EXERCISE DESCRIPTION —
Verbatim output of all the material below is required.

DATASET EXTRACT —
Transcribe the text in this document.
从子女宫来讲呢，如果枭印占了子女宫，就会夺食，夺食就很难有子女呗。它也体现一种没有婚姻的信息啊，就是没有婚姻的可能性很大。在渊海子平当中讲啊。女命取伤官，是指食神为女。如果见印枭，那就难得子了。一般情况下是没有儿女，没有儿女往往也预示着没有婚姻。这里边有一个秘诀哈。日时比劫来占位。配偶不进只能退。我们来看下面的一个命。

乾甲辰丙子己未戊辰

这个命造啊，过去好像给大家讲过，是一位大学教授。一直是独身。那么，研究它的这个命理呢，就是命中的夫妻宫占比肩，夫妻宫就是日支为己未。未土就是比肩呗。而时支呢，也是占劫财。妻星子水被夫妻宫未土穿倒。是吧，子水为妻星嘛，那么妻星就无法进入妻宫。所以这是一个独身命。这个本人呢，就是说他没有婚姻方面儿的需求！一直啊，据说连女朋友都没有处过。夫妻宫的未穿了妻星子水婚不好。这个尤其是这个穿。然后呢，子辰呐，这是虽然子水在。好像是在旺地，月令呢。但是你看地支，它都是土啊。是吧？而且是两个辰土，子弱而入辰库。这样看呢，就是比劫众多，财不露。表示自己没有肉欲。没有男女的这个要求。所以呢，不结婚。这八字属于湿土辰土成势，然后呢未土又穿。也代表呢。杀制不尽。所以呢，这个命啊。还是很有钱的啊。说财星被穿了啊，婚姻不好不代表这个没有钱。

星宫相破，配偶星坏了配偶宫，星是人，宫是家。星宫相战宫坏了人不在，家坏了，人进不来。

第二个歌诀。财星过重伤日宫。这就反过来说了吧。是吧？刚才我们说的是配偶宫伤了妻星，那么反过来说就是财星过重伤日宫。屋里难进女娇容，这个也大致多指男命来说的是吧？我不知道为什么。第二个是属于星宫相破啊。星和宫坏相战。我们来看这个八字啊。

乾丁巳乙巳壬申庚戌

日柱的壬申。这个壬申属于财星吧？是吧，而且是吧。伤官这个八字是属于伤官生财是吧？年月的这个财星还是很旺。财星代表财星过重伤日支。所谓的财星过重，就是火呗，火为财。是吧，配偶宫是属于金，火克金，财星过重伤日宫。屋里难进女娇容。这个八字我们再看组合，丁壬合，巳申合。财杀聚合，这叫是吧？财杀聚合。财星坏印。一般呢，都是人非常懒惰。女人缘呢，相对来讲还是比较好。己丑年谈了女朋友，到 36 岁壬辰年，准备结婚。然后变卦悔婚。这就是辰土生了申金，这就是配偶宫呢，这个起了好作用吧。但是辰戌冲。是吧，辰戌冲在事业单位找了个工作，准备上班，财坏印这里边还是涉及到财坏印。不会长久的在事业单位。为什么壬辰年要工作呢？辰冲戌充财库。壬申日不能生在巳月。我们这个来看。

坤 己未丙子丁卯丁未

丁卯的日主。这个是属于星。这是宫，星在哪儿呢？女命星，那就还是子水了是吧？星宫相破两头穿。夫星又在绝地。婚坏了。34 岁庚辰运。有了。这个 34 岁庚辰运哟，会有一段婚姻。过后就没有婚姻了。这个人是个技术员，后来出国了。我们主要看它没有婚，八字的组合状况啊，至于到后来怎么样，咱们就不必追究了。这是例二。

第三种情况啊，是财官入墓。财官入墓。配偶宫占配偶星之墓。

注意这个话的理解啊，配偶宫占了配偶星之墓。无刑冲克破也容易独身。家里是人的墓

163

RESULT BELOW —
Transcribe the text in this document.
从子女宫来讲呢，如果枭印占了子女宫，就会夺食，夺食就很难有子女呗。它也体现一种没有婚姻的信息啊，就是没有婚姻的可能性很大。在渊海子平当中讲啊。女命取伤官，是指食神为女。如果见印枭，那就难得子了。一般情况下是没有儿女，没有儿女往往也预示着没有婚姻。这里边有一个秘诀哈。日时比劫来占位。配偶不进只能退。我们来看下面的一个命。

乾甲辰丙子己未戊辰

这个命造啊，过去好像给大家讲过，是一位大学教授。一直是独身。那么，研究它的这个命理呢，就是命中的夫妻宫占比肩，夫妻宫就是日支为己未。未土就是比肩呗。而时支呢，也是占劫财。妻星子水被夫妻宫未土穿倒。是吧，子水为妻星嘛，那么妻星就无法进入妻宫。所以这是一个独身命。这个本人呢，就是说他没有婚姻方面儿的需求！一直啊，据说连女朋友都没有处过。夫妻宫的未穿了妻星子水婚不好。这个尤其是这个穿。然后呢，子辰呐，这是虽然子水在。好像是在旺地，月令呢。但是你看地支，它都是土啊。是吧？而且是两个辰土，子弱而入辰库。这样看呢，就是比劫众多，财不露。表示自己没有肉欲。没有男女的这个要求。所以呢，不结婚。这八字属于湿土辰土成势，然后呢未土又穿。也代表呢。杀制不尽。所以呢，这个命啊。还是很有钱的啊。说财星被穿了啊，婚姻不好不代表这个没有钱。

星宫相破，配偶星坏了配偶宫，星是人，宫是家。星宫相战宫坏了人不在，家坏了，人进不来。

第二个歌诀。财星过重伤日宫。这就反过来说了吧。是吧？刚才我们说的是配偶宫伤了妻星，那么反过来说就是财星过重伤日宫。屋里难进女娇容，这个也大致多指男命来说的是吧？我不知道为什么。第二个是属于星宫相破啊。星和宫坏相战。我们来看这个八字啊。

乾丁巳乙巳壬申庚戌

日柱的壬申。这个壬申属于财星吧？是吧，而且是吧。伤官这个八字是属于伤官生财是吧？年月的这个财星还是很旺。财星代表财星过重伤日支。所谓的财星过重，就是火呗，火为财。是吧，配偶宫是属于金，火克金，财星过重伤日宫。屋里难进女娇容。这个八字我们再看组合，丁壬合，巳申合。财杀聚合，这叫是吧？财杀聚合。财星坏印。一般呢，都是人非常懒惰。女人缘呢，相对来讲还是比较好。己丑年谈了女朋友，到 36 岁壬辰年，准备结婚。然后变卦悔婚。这就是辰土生了申金，这就是配偶宫呢，这个起了好作用吧。但是辰戌冲。是吧，辰戌冲在事业单位找了个工作，准备上班，财坏印这里边还是涉及到财坏印。不会长久的在事业单位。为什么壬辰年要工作呢？辰冲戌充财库。壬申日不能生在巳月。我们这个来看。

坤 己未丙子丁卯丁未

丁卯的日主。这个是属于星。这是宫，星在哪儿呢？女命星，那就还是子水了是吧？星宫相破两头穿。夫星又在绝地。婚坏了。34 岁庚辰运。有了。这个 34 岁庚辰运哟，会有一段婚姻。过后就没有婚姻了。这个人是个技术员，后来出国了。我们主要看它没有婚，八字的组合状况啊，至于到后来怎么样，咱们就不必追究了。这是例二。

第三种情况啊，是财官入墓。财官入墓。配偶宫占配偶星之墓。

注意这个话的理解啊，配偶宫占了配偶星之墓。无刑冲克破也容易独身。家里是人的墓

163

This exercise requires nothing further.